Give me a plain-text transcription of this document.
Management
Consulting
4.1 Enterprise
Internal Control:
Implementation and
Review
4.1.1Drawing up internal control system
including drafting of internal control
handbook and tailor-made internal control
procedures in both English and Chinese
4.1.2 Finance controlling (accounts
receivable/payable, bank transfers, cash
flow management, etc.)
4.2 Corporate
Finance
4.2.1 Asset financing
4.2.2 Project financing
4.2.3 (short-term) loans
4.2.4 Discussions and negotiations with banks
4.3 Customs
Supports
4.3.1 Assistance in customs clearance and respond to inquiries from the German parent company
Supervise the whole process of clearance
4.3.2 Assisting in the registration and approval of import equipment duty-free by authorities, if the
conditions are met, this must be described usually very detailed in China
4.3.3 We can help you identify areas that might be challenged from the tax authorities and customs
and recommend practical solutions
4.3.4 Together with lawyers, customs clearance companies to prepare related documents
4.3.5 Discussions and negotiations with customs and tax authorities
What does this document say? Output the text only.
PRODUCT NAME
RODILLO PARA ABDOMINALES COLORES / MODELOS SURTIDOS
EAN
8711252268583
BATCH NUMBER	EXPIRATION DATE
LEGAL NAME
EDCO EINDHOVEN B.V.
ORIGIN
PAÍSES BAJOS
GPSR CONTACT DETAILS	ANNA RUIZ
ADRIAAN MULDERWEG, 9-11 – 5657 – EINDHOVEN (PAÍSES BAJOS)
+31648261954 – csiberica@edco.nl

= = =

Repeat the material above in full, exactly as it stands.

Exercise output –
Give me a plain-text transcription of this document.
Management
Consulting
4.1 Enterprise
Internal Control:
Implementation and
Review
4.1.1Drawing up internal control system
including drafting of internal control
handbook and tailor-made internal control
procedures in both English and Chinese
4.1.2 Finance controlling (accounts
receivable/payable, bank transfers, cash
flow management, etc.)
4.2 Corporate
Finance
4.2.1 Asset financing
4.2.2 Project financing
4.2.3 (short-term) loans
4.2.4 Discussions and negotiations with banks
4.3 Customs
Supports
4.3.1 Assistance in customs clearance and respond to inquiries from the German parent company
Supervise the whole process of clearance
4.3.2 Assisting in the registration and approval of import equipment duty-free by authorities, if the
conditions are met, this must be described usually very detailed in China
4.3.3 We can help you identify areas that might be challenged from the tax authorities and customs
and recommend practical solutions
4.3.4 Together with lawyers, customs clearance companies to prepare related documents
4.3.5 Discussions and negotiations with customs and tax authorities
What does this document say? Output the text only.
PRODUCT NAME
RODILLO PARA ABDOMINALES COLORES / MODELOS SURTIDOS
EAN
8711252268583
BATCH NUMBER	EXPIRATION DATE
LEGAL NAME
EDCO EINDHOVEN B.V.
ORIGIN
PAÍSES BAJOS
GPSR CONTACT DETAILS	ANNA RUIZ
ADRIAAN MULDERWEG, 9-11 – 5657 – EINDHOVEN (PAÍSES BAJOS)
+31648261954 – csiberica@edco.nl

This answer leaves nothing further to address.